** Start Source document **
Git adds not one, but three layers upon the idiotic save button. Now, after saving your changes, you still need to add them, commit them, and finally push them. What I want is less stuff, not more. All my keypresses and states of files at any moment should be automatically saved forever, without action by my part. Then, if I want, I can "tag" a state of the file tree to refer to it later. The perfect git interface should only have two commands: "git init" and "git tag". All the rest of saving and bookkeeping could take place automatically.
When I first started using git years ago as a beginner to programming, I always wondered why it didn't just work this way. Since then I've just gotten so used to it that I forgot about my desire for it.
My hacky solution at the time was just to always do anything programming related in a folder watched by Dropbox. Then every single file modification and delta is indeed automatically stored (and away from my machine, for redundancy and safety). It's not the greatest UX when I occasionally dig through the Dropbox file modification history, but it works okay enough.
** End Source document **
■ **Tasks to perform**
1. Answer these questions using the comment about git's save workflow. Put each answer on its own line, marked (a), (b), (c).
(a) After saving changes, which three further steps does git require?
(b) Which two commands does the writer say the perfect git interface should have?
(c) In what kind of folder did the writer do all programming work as a hacky solution?
2. For each statement, decide whether the comment about git's save workflow supports it. Answer yes or no, and quote the words from the comment that decide it.
(a) The writer wants git to offer more steps and commands.
(b) The writer began using git as a beginner to programming.
(c) The writer finds browsing the Dropbox modification history a great experience.
3. Proceed with the comment about git's save workflow, starting right after its final sentence.
** Start Data records **
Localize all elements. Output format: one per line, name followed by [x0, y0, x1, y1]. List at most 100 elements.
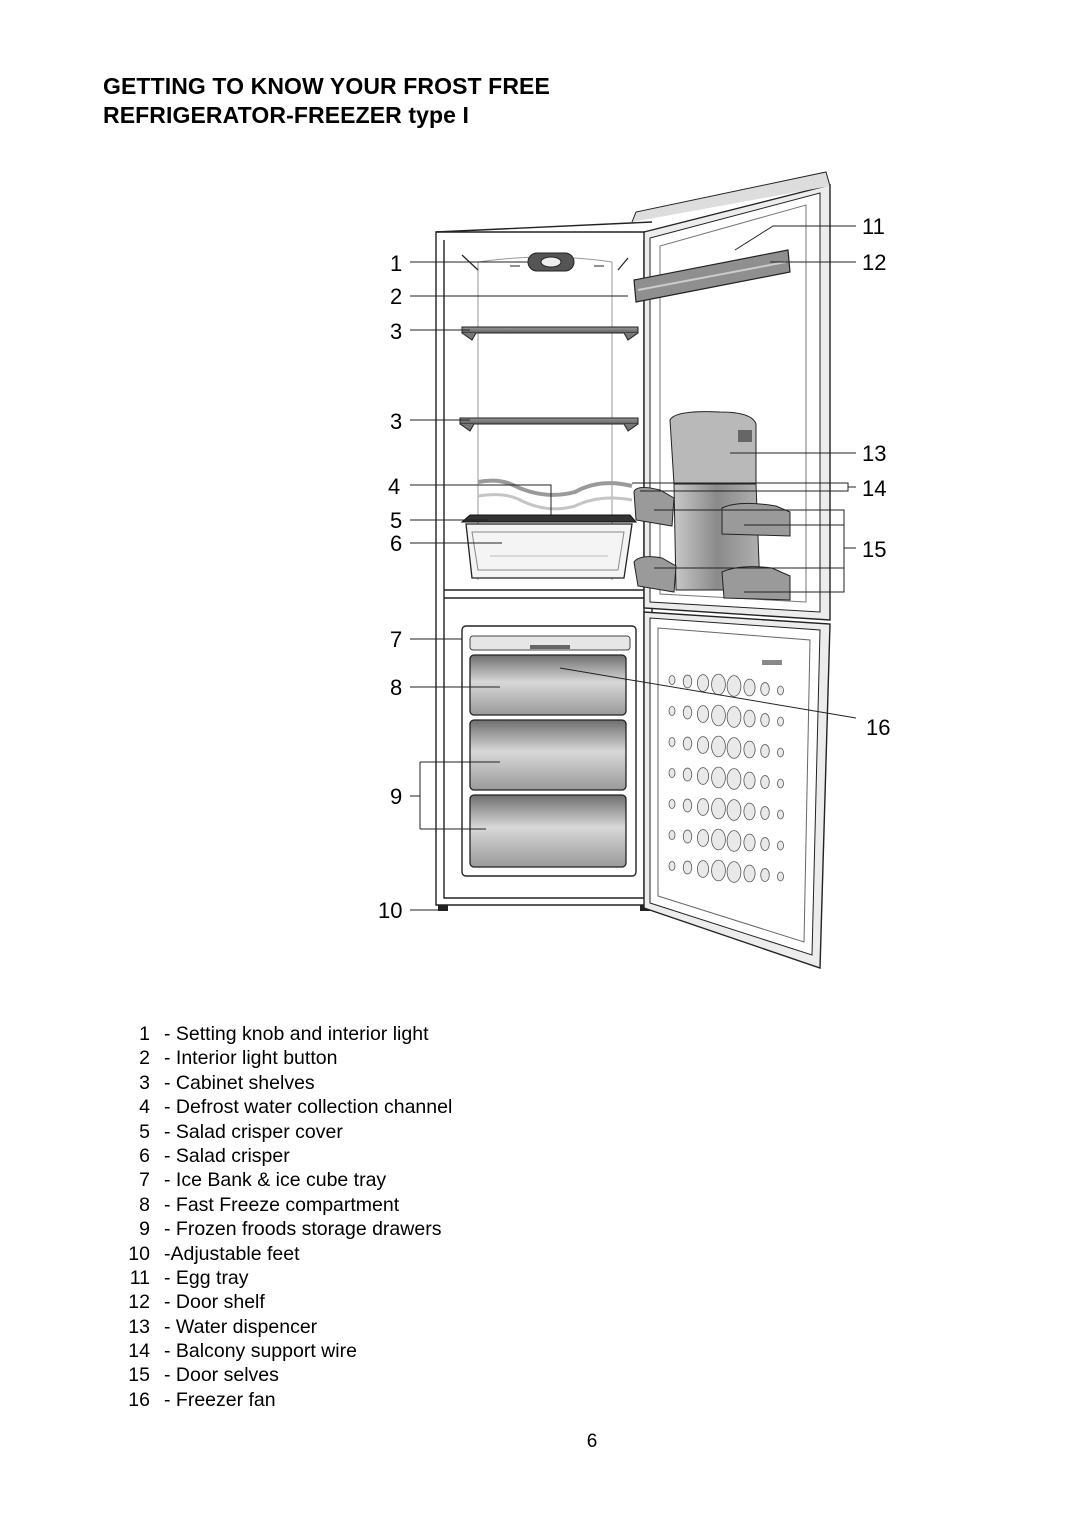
door-bump: [697, 674, 710, 692]
door-bump: [682, 767, 693, 782]
callout-12: 12: [862, 250, 886, 275]
door-bump: [760, 744, 770, 758]
legend-item-text: - Water dispencer: [164, 1315, 318, 1338]
door-bump: [726, 737, 742, 759]
door-bump: [760, 713, 770, 727]
leader-lines: [410, 225, 857, 911]
fast-freeze-drawer: [469, 654, 627, 716]
legend-item-number: 9: [139, 1218, 150, 1241]
water-dispenser: [669, 411, 761, 591]
door-bump: [743, 678, 756, 697]
legend-item-number: 13: [128, 1315, 150, 1338]
door-bump: [697, 829, 710, 847]
door-bump: [682, 829, 693, 844]
callout-2: 2: [390, 284, 402, 309]
door-bump: [726, 768, 742, 790]
door-bump: [711, 828, 726, 851]
door-bump: [726, 799, 742, 821]
door-bump: [777, 778, 784, 789]
legend-item-number: 2: [139, 1047, 150, 1070]
door-bump: [760, 837, 770, 851]
freezer-drawer-middle: [469, 719, 627, 791]
callout-3b: 3: [390, 409, 402, 434]
legend-item-text: - Setting knob and interior light: [164, 1023, 429, 1045]
door-bump: [777, 871, 784, 882]
page-title-line-1: GETTING TO KNOW YOUR FROST FREE: [103, 73, 550, 99]
cabinet-shelf-lower: [459, 417, 639, 432]
legend-item: 16- Freezer fan: [118, 1388, 452, 1412]
door-bump: [711, 704, 726, 727]
callout-8: 8: [390, 675, 402, 700]
page-title: GETTING TO KNOW YOUR FROST FREE REFRIGER…: [103, 72, 550, 130]
door-bump: [777, 685, 784, 696]
door-bump: [711, 673, 726, 696]
freezer-door: [643, 611, 831, 969]
door-bump: [711, 735, 726, 758]
callout-7: 7: [390, 627, 402, 652]
legend-item: 13 - Water dispencer: [118, 1315, 452, 1339]
door-bump: [777, 747, 784, 758]
door-bump: [668, 737, 676, 747]
legend-item: 9 - Frozen froods storage drawers: [118, 1217, 452, 1241]
door-bump: [697, 736, 710, 754]
door-bump: [682, 736, 693, 751]
legend-item-text: - Fast Freeze compartment: [164, 1193, 400, 1216]
legend-item-text: - Freezer fan: [164, 1388, 276, 1411]
door-bump: [668, 706, 676, 716]
freezer-drawer-bottom: [469, 794, 627, 868]
legend-item-number: 6: [139, 1144, 150, 1167]
door-bump: [697, 860, 710, 878]
legend-item-text: - Door selves: [164, 1364, 279, 1387]
door-bump: [682, 798, 693, 813]
parts-legend: 1 - Setting knob and interior light 2 - Int…: [118, 1022, 452, 1412]
legend-item-number: 8: [139, 1193, 150, 1216]
legend-item-number: 10: [128, 1242, 150, 1265]
legend-item-text: - Salad crisper cover: [164, 1120, 343, 1143]
callout-9: 9: [390, 784, 402, 809]
callout-10: 10: [378, 898, 402, 923]
legend-item-text: - Frozen froods storage drawers: [164, 1218, 442, 1241]
legend-item-text: - Balcony support wire: [164, 1340, 357, 1363]
door-bump: [760, 806, 770, 820]
legend-item: 7- Ice Bank & ice cube tray: [118, 1168, 452, 1192]
door-bump: [760, 868, 770, 882]
callout-numbers: 1 2 3 3 4 5 6 7 8 9 10 11 12 13 14 15 16: [378, 214, 890, 923]
legend-item-text: - Cabinet shelves: [164, 1071, 315, 1094]
freezer-door-pattern: [668, 673, 784, 883]
salad-crisper: [460, 514, 638, 579]
legend-item-number: 4: [139, 1096, 150, 1119]
door-bump: [726, 706, 742, 728]
door-bump: [668, 799, 676, 809]
door-bump: [760, 682, 770, 696]
door-bump: [668, 830, 676, 840]
legend-item: 2 - Interior light button: [118, 1046, 452, 1070]
callout-13: 13: [862, 441, 886, 466]
door-shelf: [633, 249, 791, 303]
page-title-line-2: REFRIGERATOR-FREEZER type I: [103, 102, 470, 128]
legend-item-number: 1: [139, 1023, 150, 1045]
door-bump: [777, 840, 784, 851]
door-bump: [697, 798, 710, 816]
door-bump: [726, 675, 742, 697]
door-bump: [711, 859, 726, 882]
door-bump: [682, 705, 693, 720]
door-bump: [743, 709, 756, 728]
door-bump: [743, 740, 756, 759]
door-bump: [743, 864, 756, 883]
legend-item-number: 11: [129, 1266, 150, 1289]
door-bump: [668, 675, 676, 685]
adjustable-foot-left: [438, 905, 448, 911]
legend-item: 10-Adjustable feet: [118, 1242, 452, 1266]
legend-item-text: - Ice Bank & ice cube tray: [164, 1169, 387, 1192]
legend-item: 4- Defrost water collection channel: [118, 1095, 452, 1119]
door-bump: [726, 861, 742, 883]
door-bump: [682, 860, 693, 875]
fridge-freezer-diagram: 1 2 3 3 4 5 6 7 8 9 10 11 12 13 14 15 16: [378, 171, 890, 969]
callout-4: 4: [388, 474, 400, 499]
legend-item-text: - Interior light button: [164, 1047, 338, 1070]
legend-item: 6- Salad crisper: [118, 1144, 452, 1168]
legend-item: 12- Door shelf: [118, 1290, 452, 1314]
legend-item: 3- Cabinet shelves: [118, 1071, 452, 1095]
legend-item-number: 14: [128, 1340, 150, 1363]
door-bump: [682, 674, 693, 689]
** End Data records **
■ **Responses per task**
1.
(a) Adding, committing and pushing the changes.
(b) "git init" and "git tag".
(c) A folder watched by Dropbox.

2.
(a) No: "What I want is less stuff, not more."
(b) Yes: "When I first started using git years ago as a beginner to programming"
(c) No: "It's not the greatest UX when I occasionally dig through the Dropbox file modification history"

3.
As an amateur musician, I always wondered why there wasn't any DAW that supported something like this, too. You get an endless undo button that automatically tracks all atomic actions (twist X knob to N%, change Y volume to N dB) to allow for reversions, but no system to actually view, restore, tag, or switch between anything in this edit tree beyond resorting to annoying kluges like "stashing" an older state by spam-clicking "undo", saving a copy of the project under a new file name with a short description of the state at that time, and then pressing "redo" over and over until you're back at the "present".
And when you close the program, all that undo history is gone, in which case if I feel like I did something that really messed up the whole project and which I want to revert, I have to dig through the Dropbox file edit history and download like 10 different copies of the project file around the time I think the undesirable change may have occurred, and load each project one by one to try to find the one that's immediately before that change.
Sorry for the long tangent. I just also don't see why this isn't already a thing for both source code and music project version control.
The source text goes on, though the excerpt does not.